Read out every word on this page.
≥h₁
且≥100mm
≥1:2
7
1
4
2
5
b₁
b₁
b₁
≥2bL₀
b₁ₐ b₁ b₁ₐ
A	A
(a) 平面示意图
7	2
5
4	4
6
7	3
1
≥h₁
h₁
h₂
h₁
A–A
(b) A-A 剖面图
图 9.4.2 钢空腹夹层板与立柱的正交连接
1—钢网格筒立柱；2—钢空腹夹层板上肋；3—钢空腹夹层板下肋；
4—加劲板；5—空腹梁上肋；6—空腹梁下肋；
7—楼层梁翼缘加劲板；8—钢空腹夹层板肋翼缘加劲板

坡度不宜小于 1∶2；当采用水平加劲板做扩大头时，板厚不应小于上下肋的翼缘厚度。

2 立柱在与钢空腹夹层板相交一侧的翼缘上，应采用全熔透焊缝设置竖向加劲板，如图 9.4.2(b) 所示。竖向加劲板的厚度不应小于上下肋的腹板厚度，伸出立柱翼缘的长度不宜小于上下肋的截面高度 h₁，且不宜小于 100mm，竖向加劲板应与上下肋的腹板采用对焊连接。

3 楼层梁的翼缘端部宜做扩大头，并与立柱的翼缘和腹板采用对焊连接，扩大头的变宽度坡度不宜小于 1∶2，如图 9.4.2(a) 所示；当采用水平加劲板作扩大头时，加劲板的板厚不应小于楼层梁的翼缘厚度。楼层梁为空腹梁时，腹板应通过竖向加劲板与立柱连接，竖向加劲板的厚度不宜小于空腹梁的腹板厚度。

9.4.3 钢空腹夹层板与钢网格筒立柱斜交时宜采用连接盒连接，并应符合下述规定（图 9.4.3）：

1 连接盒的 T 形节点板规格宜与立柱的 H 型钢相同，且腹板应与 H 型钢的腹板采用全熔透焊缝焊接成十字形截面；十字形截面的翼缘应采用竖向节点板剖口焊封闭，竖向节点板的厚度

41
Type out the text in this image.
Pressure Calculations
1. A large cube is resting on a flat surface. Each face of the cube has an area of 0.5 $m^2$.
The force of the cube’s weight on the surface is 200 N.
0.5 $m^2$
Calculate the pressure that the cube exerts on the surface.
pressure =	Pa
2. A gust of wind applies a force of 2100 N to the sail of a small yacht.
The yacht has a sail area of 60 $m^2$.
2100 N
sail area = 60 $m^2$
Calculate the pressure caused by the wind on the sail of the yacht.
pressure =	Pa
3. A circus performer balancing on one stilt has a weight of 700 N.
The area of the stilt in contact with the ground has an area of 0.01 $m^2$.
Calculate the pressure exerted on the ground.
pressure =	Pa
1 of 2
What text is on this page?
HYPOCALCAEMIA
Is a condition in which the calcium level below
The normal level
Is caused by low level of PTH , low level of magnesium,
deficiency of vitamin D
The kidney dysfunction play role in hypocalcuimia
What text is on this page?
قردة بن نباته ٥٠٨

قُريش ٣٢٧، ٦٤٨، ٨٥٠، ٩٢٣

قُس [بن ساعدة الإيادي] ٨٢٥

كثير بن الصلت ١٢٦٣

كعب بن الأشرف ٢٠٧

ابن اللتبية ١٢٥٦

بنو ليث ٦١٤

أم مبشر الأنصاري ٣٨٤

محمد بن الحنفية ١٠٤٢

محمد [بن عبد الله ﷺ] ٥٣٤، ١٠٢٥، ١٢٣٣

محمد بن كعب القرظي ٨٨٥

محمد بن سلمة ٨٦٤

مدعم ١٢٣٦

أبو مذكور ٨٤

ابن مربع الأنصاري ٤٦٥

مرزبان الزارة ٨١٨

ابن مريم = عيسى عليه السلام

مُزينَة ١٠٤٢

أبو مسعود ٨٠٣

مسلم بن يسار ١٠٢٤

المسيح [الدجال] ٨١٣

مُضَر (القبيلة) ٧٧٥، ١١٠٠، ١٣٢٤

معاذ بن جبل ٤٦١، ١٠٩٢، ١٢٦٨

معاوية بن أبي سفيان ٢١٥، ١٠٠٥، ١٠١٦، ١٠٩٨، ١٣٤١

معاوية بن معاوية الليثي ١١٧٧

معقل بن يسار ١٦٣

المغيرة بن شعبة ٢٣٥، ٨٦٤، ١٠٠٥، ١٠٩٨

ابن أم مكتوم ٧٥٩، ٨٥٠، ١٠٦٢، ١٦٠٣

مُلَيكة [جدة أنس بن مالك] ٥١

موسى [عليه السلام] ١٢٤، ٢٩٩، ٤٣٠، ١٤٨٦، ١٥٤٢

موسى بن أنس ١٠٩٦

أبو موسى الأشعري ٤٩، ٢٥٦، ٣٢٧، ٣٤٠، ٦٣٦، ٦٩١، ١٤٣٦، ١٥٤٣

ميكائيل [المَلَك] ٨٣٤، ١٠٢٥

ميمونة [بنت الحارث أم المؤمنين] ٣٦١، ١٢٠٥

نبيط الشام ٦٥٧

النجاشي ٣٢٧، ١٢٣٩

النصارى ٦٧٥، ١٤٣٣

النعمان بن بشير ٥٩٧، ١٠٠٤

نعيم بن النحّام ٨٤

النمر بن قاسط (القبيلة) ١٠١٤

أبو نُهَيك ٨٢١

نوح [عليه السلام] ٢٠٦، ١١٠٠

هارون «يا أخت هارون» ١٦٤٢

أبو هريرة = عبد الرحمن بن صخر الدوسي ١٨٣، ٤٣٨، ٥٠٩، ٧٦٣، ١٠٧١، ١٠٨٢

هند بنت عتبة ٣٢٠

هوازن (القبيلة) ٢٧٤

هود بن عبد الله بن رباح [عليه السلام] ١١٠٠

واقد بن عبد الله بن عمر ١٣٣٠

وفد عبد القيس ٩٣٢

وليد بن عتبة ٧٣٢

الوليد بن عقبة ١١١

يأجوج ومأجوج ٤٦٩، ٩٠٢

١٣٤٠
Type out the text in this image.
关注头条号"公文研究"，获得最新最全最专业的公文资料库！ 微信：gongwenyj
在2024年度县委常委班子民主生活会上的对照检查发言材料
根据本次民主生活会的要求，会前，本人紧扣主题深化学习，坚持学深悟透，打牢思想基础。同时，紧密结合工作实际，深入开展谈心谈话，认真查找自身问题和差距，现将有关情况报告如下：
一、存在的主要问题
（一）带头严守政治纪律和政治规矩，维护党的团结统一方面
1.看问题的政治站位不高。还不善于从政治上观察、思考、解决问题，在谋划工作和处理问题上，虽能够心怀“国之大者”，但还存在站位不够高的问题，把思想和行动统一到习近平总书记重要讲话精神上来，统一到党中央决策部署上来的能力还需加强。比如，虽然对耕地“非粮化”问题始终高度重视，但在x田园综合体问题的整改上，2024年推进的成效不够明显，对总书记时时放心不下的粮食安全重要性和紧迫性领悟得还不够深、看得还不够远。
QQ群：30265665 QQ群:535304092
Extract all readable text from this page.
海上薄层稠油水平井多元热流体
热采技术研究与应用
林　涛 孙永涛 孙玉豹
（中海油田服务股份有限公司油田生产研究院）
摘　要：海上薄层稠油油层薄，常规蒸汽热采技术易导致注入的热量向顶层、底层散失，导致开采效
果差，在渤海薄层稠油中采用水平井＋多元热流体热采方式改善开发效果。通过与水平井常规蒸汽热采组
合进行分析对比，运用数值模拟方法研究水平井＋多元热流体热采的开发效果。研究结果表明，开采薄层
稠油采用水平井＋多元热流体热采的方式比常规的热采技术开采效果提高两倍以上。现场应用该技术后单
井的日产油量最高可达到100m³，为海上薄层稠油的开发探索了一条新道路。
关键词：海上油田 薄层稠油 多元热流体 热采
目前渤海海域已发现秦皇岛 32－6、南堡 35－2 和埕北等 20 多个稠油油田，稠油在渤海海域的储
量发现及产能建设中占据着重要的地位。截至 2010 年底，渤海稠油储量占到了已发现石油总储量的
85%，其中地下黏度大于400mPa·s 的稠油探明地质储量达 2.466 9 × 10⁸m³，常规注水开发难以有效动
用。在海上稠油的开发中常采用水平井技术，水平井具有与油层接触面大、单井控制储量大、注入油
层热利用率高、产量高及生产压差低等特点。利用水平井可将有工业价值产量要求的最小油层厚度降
:::
* [Goal of the exercise]: Pick each line holding the word "caused" out of the listing.

* [Result of the task]:
Calculate the pressure caused by the wind on the sail of the yacht.
Is caused by low level of PTH , low level of magnesium,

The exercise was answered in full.